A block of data
********
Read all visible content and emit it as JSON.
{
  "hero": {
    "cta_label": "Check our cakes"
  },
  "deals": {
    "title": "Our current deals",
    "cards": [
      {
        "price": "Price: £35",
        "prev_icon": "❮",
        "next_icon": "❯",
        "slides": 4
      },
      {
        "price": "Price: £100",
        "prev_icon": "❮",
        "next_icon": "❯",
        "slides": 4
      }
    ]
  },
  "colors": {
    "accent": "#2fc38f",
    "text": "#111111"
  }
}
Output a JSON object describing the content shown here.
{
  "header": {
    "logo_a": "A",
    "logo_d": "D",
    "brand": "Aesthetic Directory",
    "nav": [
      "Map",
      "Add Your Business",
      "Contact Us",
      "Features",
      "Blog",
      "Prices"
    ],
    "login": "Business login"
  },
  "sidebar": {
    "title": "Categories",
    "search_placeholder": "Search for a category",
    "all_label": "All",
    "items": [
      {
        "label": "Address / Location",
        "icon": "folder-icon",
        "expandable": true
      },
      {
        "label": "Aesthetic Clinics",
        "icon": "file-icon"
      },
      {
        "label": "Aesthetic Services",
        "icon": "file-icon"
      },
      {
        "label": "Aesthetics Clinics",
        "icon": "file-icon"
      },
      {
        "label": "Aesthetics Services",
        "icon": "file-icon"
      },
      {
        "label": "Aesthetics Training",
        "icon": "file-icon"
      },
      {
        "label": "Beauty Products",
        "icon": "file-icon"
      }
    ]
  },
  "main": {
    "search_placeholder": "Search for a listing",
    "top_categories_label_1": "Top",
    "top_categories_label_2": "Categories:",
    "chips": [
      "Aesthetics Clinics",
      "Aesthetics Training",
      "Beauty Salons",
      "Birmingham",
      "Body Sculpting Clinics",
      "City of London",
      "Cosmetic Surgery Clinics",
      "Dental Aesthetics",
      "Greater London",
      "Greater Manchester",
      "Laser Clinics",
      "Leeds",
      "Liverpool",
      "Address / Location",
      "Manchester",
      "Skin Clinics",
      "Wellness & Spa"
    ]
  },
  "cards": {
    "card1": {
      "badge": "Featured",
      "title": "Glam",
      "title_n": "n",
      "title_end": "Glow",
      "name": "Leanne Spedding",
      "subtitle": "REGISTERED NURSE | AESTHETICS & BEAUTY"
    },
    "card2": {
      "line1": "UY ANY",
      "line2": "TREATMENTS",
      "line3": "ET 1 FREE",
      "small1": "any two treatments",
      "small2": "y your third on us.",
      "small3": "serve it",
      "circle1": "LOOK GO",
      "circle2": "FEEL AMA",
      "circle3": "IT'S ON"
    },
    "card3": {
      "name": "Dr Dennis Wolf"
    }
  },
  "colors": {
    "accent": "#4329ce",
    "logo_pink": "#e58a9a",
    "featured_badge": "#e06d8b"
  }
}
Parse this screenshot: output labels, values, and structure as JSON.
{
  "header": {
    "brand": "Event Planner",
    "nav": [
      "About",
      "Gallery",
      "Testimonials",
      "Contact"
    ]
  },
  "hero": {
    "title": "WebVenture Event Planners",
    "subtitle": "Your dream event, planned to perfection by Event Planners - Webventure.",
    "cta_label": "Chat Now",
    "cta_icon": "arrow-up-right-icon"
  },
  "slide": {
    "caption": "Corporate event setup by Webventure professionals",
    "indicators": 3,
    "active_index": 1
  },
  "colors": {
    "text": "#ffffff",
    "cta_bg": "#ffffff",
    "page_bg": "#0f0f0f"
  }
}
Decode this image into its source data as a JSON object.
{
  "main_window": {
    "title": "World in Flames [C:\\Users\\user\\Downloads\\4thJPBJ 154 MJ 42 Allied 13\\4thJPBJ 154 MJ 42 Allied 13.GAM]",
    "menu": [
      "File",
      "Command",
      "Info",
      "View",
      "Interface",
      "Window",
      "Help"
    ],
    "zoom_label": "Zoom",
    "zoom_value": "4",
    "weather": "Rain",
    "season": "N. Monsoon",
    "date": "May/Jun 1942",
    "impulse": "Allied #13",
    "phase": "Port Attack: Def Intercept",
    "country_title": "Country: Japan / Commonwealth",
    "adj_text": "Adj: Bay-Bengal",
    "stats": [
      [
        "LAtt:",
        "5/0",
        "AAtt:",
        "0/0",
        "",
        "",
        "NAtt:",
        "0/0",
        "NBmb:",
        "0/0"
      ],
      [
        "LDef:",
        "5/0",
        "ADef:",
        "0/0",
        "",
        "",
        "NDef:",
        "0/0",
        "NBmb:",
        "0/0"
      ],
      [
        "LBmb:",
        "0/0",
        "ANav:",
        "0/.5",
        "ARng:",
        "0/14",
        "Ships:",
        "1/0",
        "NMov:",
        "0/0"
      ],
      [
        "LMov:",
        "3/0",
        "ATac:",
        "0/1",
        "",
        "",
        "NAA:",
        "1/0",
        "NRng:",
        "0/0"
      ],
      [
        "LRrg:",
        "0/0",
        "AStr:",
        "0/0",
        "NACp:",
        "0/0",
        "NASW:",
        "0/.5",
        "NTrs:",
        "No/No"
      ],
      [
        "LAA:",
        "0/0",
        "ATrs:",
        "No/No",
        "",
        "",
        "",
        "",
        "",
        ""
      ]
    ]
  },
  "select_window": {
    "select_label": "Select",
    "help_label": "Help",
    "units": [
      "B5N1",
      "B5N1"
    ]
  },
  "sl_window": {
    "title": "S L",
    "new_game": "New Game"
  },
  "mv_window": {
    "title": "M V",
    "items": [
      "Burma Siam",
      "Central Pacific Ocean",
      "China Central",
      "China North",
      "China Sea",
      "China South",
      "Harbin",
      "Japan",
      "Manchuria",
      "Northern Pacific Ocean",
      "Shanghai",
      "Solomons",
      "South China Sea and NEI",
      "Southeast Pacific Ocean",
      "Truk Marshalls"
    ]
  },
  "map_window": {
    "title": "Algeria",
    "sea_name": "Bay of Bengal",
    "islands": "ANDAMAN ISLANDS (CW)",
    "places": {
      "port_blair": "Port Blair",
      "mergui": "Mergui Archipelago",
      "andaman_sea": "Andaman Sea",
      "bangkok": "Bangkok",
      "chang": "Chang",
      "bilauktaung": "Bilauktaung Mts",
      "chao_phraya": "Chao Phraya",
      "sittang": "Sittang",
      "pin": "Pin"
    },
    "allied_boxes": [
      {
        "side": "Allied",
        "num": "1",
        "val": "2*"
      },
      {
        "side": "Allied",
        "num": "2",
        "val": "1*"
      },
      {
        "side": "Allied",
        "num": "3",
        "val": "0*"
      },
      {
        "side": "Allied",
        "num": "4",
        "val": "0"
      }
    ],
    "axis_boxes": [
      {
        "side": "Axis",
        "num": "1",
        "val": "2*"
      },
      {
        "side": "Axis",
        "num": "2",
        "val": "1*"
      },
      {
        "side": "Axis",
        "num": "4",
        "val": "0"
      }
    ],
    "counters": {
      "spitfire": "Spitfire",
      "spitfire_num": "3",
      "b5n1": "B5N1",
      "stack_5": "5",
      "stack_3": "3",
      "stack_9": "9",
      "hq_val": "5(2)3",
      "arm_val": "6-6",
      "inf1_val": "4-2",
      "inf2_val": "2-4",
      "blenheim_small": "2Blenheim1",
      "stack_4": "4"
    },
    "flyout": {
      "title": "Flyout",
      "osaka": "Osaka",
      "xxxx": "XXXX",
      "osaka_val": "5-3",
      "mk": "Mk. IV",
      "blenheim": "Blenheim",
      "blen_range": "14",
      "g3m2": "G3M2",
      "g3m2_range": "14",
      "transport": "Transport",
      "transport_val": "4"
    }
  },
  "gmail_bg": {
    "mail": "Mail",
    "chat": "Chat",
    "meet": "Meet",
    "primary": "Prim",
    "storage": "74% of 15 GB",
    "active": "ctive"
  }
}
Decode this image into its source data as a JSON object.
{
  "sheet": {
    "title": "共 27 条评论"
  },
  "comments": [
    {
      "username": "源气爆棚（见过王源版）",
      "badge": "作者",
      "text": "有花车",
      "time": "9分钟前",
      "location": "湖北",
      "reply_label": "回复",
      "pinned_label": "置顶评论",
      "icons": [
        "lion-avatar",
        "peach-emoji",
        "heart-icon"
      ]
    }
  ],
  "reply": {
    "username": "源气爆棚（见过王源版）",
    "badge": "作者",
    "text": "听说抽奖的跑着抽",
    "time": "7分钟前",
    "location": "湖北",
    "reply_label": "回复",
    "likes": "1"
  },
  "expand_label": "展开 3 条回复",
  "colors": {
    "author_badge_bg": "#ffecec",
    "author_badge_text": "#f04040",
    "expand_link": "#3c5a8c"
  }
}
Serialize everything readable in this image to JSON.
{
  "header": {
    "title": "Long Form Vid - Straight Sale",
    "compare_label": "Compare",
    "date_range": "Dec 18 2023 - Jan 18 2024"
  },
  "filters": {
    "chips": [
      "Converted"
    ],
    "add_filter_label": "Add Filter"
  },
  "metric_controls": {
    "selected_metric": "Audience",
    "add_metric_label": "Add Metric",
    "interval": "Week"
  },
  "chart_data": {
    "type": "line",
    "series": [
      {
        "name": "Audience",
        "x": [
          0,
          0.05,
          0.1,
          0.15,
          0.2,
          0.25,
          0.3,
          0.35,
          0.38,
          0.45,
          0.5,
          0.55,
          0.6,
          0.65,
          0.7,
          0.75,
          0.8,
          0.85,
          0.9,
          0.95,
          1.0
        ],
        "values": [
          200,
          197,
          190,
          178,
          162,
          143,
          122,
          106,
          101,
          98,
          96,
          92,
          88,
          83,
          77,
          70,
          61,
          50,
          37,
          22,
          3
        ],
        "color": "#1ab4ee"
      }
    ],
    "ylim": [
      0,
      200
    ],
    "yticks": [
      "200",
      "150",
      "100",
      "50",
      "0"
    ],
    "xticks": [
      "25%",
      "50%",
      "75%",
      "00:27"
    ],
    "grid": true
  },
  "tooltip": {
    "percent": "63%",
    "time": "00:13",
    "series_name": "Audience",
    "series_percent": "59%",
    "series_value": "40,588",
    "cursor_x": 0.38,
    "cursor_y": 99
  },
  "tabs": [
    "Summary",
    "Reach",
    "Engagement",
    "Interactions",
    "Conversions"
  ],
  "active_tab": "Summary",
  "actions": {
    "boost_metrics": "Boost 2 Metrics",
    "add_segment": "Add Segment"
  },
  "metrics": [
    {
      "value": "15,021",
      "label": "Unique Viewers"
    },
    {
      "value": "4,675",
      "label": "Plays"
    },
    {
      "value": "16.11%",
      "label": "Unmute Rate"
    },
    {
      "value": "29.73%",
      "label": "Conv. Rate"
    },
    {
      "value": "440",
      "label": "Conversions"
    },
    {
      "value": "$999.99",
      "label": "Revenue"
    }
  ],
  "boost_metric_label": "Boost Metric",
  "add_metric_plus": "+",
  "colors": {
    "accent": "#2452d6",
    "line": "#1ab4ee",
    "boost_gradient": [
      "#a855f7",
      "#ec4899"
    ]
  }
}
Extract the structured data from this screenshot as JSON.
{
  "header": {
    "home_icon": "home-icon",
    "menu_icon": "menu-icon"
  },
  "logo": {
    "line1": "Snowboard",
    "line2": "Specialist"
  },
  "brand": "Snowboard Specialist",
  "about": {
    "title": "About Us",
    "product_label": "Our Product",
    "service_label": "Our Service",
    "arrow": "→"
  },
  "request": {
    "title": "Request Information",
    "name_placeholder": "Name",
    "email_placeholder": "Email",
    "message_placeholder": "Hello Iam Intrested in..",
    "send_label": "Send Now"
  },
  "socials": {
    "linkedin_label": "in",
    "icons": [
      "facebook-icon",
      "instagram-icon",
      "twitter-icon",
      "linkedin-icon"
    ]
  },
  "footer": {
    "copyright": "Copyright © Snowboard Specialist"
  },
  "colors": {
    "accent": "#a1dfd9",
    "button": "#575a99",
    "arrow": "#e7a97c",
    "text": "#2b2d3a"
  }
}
********
What the task asks
Report how many lines in the records above contain the word "Central", giving only the number.

Result for this task
2